▶ **BLOCO DE TEXTO**:
○ ○ ○ ○ ○
Costa recusa queixar-se da herança financeira
Passivo financeiro do PS.
O secretário-geral do PS, António Costa, prometeu este domingo deixar resolvida para o seu sucessor no cargo a questão do passivo financeiro do partido, advertindo que não tem por hábito queixar-se das heranças que recebe.
António Costa falava aos jornalistas à chegada à Gare do Oriente, em Lisboa, antes de partir num comboio especial do PS com destino ao Porto, cidade onde este partido comemora 42 anos da sua fundação.
Questionado sobre a atual situação financeira do PS, que terá um passivo na ordem dos 11 milhões de euros - o que já levou este partido a fazer junto da banca uma renegociação do pagamento de juros -, António Costa respondeu: "Não tenho por hábito queixar-me das heranças que recebo, mas antes de resolver os problemas que tenho para fazer e entregar as casas arrumadas aos meus sucessores".
António Costa defendeu que seguiu essa mesma linha de atitude quando desempenhou no passado funções de ministro da Justiça ou de Estado e da Administração Interna, ou, ainda, quando foi presidente da Câmara Municipal de Lisboa.
"É também isso que farei no PS. Não me queixo da herança [financeira proveniente da direção liderada por António José Seguro], resolvo problemas e quando houver um sucessor terá a sua casa arrumada", disse.
○ ○ ○ ○ ○
▶ **COMO PROCEDER**: Enumere todos os cargos que, segundo a notícia sobre o passivo financeiro do PS, António Costa desempenhou no passado. Os registos não têm qualquer papel neste exercício.

[Entradas de dados]
○ ○ ○ ○ ○
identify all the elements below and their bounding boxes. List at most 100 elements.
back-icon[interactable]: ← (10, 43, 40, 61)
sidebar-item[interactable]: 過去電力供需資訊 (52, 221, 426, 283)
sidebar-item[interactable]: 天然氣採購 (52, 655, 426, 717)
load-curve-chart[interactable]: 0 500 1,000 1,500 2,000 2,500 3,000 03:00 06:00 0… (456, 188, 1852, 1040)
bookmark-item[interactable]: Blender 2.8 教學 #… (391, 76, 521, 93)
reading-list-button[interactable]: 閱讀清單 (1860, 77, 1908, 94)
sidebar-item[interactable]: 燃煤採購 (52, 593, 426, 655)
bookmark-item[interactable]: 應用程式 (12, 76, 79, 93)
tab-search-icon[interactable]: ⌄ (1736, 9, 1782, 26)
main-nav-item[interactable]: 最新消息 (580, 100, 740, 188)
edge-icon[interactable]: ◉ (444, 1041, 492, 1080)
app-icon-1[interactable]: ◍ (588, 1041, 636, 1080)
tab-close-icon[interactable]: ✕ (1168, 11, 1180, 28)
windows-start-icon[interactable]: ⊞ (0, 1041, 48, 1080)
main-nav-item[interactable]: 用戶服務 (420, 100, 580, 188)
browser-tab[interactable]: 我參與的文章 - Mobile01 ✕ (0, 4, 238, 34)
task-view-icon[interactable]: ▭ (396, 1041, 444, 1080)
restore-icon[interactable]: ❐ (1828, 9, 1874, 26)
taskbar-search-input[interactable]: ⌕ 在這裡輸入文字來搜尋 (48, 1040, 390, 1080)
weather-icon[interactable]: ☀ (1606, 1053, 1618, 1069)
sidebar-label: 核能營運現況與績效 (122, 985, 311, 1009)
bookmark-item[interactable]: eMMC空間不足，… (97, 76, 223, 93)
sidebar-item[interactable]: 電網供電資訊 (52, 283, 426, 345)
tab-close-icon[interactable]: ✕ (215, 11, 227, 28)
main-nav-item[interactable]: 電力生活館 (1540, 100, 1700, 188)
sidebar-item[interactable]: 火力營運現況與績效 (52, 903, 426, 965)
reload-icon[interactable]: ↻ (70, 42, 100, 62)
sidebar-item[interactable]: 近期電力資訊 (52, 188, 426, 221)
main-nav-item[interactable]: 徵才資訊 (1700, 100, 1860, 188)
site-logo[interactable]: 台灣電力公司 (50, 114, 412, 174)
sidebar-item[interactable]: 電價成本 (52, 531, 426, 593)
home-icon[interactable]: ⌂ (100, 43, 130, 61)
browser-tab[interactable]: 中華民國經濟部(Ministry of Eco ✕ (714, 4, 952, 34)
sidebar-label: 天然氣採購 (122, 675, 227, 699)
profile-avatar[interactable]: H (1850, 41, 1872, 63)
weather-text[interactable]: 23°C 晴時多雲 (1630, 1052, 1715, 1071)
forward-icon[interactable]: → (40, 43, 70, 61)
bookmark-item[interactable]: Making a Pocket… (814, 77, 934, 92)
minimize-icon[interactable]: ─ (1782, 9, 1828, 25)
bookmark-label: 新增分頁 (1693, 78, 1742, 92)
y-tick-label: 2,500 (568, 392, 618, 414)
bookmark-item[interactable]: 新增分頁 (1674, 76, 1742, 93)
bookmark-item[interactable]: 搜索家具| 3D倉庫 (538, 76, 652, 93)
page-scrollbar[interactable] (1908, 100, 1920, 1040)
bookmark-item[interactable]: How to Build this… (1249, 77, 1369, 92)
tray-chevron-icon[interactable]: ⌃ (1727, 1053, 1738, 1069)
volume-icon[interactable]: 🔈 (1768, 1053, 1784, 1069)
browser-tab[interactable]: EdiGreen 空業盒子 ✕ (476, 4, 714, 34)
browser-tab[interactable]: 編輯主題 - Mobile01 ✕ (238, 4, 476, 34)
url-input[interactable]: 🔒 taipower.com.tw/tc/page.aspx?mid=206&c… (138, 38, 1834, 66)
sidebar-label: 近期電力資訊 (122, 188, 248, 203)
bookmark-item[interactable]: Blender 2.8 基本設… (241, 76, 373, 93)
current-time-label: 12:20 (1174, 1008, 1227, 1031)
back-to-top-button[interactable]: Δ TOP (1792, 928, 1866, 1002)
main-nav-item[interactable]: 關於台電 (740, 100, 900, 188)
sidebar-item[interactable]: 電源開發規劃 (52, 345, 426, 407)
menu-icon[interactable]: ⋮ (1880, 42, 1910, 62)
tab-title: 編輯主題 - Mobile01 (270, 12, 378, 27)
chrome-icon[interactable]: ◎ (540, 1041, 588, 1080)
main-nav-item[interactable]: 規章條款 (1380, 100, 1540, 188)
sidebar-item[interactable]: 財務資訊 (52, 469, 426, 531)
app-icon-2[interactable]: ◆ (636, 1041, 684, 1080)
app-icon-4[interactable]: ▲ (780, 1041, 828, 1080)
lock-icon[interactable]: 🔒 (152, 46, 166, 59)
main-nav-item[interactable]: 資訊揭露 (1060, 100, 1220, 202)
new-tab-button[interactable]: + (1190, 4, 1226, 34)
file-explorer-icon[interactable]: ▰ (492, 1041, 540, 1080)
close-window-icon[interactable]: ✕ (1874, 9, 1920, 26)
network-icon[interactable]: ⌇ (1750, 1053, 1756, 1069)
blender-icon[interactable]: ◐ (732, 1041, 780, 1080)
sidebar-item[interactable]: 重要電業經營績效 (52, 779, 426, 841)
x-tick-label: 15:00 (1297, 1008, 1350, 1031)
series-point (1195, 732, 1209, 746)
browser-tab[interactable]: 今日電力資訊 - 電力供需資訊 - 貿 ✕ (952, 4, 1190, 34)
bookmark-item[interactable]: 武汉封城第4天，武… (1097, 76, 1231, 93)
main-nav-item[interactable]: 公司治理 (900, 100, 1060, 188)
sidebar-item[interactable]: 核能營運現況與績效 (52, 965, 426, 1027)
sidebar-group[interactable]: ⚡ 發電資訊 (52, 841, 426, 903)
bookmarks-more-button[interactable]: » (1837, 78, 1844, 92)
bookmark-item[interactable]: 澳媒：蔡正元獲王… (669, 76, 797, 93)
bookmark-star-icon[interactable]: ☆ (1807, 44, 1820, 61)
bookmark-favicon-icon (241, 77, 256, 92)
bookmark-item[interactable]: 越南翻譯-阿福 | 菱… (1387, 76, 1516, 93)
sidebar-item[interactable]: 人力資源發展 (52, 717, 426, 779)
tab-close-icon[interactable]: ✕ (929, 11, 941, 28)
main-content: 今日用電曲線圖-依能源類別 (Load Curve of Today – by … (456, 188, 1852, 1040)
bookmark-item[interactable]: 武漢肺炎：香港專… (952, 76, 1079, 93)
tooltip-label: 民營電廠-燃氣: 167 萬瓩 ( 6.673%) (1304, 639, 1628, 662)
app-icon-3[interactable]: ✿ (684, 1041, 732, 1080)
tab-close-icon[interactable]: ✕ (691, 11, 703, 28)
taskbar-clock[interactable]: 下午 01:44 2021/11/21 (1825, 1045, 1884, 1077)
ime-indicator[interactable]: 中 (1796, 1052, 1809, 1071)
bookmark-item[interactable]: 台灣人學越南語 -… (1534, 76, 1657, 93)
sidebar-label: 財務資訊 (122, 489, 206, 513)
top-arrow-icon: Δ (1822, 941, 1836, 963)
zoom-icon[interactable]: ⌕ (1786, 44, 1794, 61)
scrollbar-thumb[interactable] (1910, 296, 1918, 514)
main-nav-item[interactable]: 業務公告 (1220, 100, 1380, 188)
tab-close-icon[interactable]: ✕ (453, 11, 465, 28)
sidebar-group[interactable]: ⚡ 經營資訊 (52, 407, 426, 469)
○ ○ ○ ○ ○
▶ **RESULTADO**: Ministro da Justiça; ministro de Estado e da Administração Interna; presidente da Câmara Municipal de Lisboa.